• _Exercise prompt_
Reproduce the full listing that appears beneath this instruction exactly.

• _Source records_
------------------------------------
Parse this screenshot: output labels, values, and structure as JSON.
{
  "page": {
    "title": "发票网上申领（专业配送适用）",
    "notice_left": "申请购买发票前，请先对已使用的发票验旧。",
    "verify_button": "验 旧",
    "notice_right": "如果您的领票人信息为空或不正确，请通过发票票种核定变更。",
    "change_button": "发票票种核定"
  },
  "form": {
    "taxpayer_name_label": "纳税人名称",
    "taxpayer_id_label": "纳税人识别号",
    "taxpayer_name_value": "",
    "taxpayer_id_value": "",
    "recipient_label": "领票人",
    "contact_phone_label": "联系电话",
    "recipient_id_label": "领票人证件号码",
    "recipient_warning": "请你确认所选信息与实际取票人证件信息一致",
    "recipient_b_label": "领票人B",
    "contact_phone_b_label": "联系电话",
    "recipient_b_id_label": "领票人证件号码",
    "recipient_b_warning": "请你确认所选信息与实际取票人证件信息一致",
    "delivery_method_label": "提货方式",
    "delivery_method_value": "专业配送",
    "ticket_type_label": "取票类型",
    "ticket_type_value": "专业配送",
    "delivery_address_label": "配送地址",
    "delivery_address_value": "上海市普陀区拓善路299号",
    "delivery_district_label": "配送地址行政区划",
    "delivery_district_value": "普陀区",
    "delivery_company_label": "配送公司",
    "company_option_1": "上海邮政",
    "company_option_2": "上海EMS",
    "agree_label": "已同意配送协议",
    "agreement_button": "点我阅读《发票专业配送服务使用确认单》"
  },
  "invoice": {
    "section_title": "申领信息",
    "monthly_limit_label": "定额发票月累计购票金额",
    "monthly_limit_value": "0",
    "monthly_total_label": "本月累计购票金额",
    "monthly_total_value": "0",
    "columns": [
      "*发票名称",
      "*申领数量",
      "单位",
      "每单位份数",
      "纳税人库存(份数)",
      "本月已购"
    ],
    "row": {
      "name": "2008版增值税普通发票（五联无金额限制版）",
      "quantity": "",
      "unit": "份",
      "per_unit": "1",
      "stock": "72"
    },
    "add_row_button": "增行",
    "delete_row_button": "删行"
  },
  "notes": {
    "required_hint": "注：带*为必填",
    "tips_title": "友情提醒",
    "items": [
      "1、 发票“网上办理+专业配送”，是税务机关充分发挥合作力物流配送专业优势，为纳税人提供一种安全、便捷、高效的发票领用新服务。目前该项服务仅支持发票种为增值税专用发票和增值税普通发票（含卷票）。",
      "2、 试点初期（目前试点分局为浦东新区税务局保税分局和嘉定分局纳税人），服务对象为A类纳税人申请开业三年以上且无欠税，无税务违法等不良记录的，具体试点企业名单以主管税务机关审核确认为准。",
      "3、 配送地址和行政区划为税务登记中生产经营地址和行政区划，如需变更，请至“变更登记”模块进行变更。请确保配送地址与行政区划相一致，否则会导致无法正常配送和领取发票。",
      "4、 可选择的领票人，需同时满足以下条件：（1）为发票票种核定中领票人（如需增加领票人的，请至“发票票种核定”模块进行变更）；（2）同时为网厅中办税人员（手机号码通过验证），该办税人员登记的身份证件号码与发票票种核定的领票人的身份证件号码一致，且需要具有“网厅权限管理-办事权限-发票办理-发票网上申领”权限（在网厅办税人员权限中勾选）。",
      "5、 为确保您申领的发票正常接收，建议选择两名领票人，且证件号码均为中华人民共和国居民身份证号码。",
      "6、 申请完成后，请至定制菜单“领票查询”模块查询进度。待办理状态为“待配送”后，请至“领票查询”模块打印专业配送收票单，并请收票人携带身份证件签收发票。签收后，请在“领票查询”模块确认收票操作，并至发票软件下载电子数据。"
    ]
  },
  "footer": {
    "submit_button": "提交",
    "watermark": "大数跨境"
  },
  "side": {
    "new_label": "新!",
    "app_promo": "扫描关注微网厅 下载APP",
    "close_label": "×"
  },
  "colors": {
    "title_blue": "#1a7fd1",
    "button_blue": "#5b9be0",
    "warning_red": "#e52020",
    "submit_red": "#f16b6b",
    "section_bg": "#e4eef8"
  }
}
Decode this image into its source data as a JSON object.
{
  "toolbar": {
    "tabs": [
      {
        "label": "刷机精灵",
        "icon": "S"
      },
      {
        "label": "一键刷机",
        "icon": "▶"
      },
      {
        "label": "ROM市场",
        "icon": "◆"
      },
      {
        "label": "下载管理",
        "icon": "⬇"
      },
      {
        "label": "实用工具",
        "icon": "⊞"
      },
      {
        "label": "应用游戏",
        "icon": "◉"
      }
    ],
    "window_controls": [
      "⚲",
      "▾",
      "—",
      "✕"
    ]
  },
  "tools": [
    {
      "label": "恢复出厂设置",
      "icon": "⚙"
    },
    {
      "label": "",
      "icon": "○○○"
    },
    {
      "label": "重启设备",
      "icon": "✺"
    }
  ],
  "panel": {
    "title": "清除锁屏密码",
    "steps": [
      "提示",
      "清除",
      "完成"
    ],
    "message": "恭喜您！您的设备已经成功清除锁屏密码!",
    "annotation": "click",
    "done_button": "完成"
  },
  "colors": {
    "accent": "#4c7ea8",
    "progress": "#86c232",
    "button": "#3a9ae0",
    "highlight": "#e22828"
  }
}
------------------------------------
• _Response below_
Parse this screenshot: output labels, values, and structure as JSON.
{
  "page": {
    "title": "发票网上申领（专业配送适用）",
    "notice_left": "申请购买发票前，请先对已使用的发票验旧。",
    "verify_button": "验 旧",
    "notice_right": "如果您的领票人信息为空或不正确，请通过发票票种核定变更。",
    "change_button": "发票票种核定"
  },
  "form": {
    "taxpayer_name_label": "纳税人名称",
    "taxpayer_id_label": "纳税人识别号",
    "taxpayer_name_value": "",
    "taxpayer_id_value": "",
    "recipient_label": "领票人",
    "contact_phone_label": "联系电话",
    "recipient_id_label": "领票人证件号码",
    "recipient_warning": "请你确认所选信息与实际取票人证件信息一致",
    "recipient_b_label": "领票人B",
    "contact_phone_b_label": "联系电话",
    "recipient_b_id_label": "领票人证件号码",
    "recipient_b_warning": "请你确认所选信息与实际取票人证件信息一致",
    "delivery_method_label": "提货方式",
    "delivery_method_value": "专业配送",
    "ticket_type_label": "取票类型",
    "ticket_type_value": "专业配送",
    "delivery_address_label": "配送地址",
    "delivery_address_value": "上海市普陀区拓善路299号",
    "delivery_district_label": "配送地址行政区划",
    "delivery_district_value": "普陀区",
    "delivery_company_label": "配送公司",
    "company_option_1": "上海邮政",
    "company_option_2": "上海EMS",
    "agree_label": "已同意配送协议",
    "agreement_button": "点我阅读《发票专业配送服务使用确认单》"
  },
  "invoice": {
    "section_title": "申领信息",
    "monthly_limit_label": "定额发票月累计购票金额",
    "monthly_limit_value": "0",
    "monthly_total_label": "本月累计购票金额",
    "monthly_total_value": "0",
    "columns": [
      "*发票名称",
      "*申领数量",
      "单位",
      "每单位份数",
      "纳税人库存(份数)",
      "本月已购"
    ],
    "row": {
      "name": "2008版增值税普通发票（五联无金额限制版）",
      "quantity": "",
      "unit": "份",
      "per_unit": "1",
      "stock": "72"
    },
    "add_row_button": "增行",
    "delete_row_button": "删行"
  },
  "notes": {
    "required_hint": "注：带*为必填",
    "tips_title": "友情提醒",
    "items": [
      "1、 发票“网上办理+专业配送”，是税务机关充分发挥合作力物流配送专业优势，为纳税人提供一种安全、便捷、高效的发票领用新服务。目前该项服务仅支持发票种为增值税专用发票和增值税普通发票（含卷票）。",
      "2、 试点初期（目前试点分局为浦东新区税务局保税分局和嘉定分局纳税人），服务对象为A类纳税人申请开业三年以上且无欠税，无税务违法等不良记录的，具体试点企业名单以主管税务机关审核确认为准。",
      "3、 配送地址和行政区划为税务登记中生产经营地址和行政区划，如需变更，请至“变更登记”模块进行变更。请确保配送地址与行政区划相一致，否则会导致无法正常配送和领取发票。",
      "4、 可选择的领票人，需同时满足以下条件：（1）为发票票种核定中领票人（如需增加领票人的，请至“发票票种核定”模块进行变更）；（2）同时为网厅中办税人员（手机号码通过验证），该办税人员登记的身份证件号码与发票票种核定的领票人的身份证件号码一致，且需要具有“网厅权限管理-办事权限-发票办理-发票网上申领”权限（在网厅办税人员权限中勾选）。",
      "5、 为确保您申领的发票正常接收，建议选择两名领票人，且证件号码均为中华人民共和国居民身份证号码。",
      "6、 申请完成后，请至定制菜单“领票查询”模块查询进度。待办理状态为“待配送”后，请至“领票查询”模块打印专业配送收票单，并请收票人携带身份证件签收发票。签收后，请在“领票查询”模块确认收票操作，并至发票软件下载电子数据。"
    ]
  },
  "footer": {
    "submit_button": "提交",
    "watermark": "大数跨境"
  },
  "side": {
    "new_label": "新!",
    "app_promo": "扫描关注微网厅 下载APP",
    "close_label": "×"
  },
  "colors": {
    "title_blue": "#1a7fd1",
    "button_blue": "#5b9be0",
    "warning_red": "#e52020",
    "submit_red": "#f16b6b",
    "section_bg": "#e4eef8"
  }
}
Decode this image into its source data as a JSON object.
{
  "toolbar": {
    "tabs": [
      {
        "label": "刷机精灵",
        "icon": "S"
      },
      {
        "label": "一键刷机",
        "icon": "▶"
      },
      {
        "label": "ROM市场",
        "icon": "◆"
      },
      {
        "label": "下载管理",
        "icon": "⬇"
      },
      {
        "label": "实用工具",
        "icon": "⊞"
      },
      {
        "label": "应用游戏",
        "icon": "◉"
      }
    ],
    "window_controls": [
      "⚲",
      "▾",
      "—",
      "✕"
    ]
  },
  "tools": [
    {
      "label": "恢复出厂设置",
      "icon": "⚙"
    },
    {
      "label": "",
      "icon": "○○○"
    },
    {
      "label": "重启设备",
      "icon": "✺"
    }
  ],
  "panel": {
    "title": "清除锁屏密码",
    "steps": [
      "提示",
      "清除",
      "完成"
    ],
    "message": "恭喜您！您的设备已经成功清除锁屏密码!",
    "annotation": "click",
    "done_button": "完成"
  },
  "colors": {
    "accent": "#4c7ea8",
    "progress": "#86c232",
    "button": "#3a9ae0",
    "highlight": "#e22828"
  }
}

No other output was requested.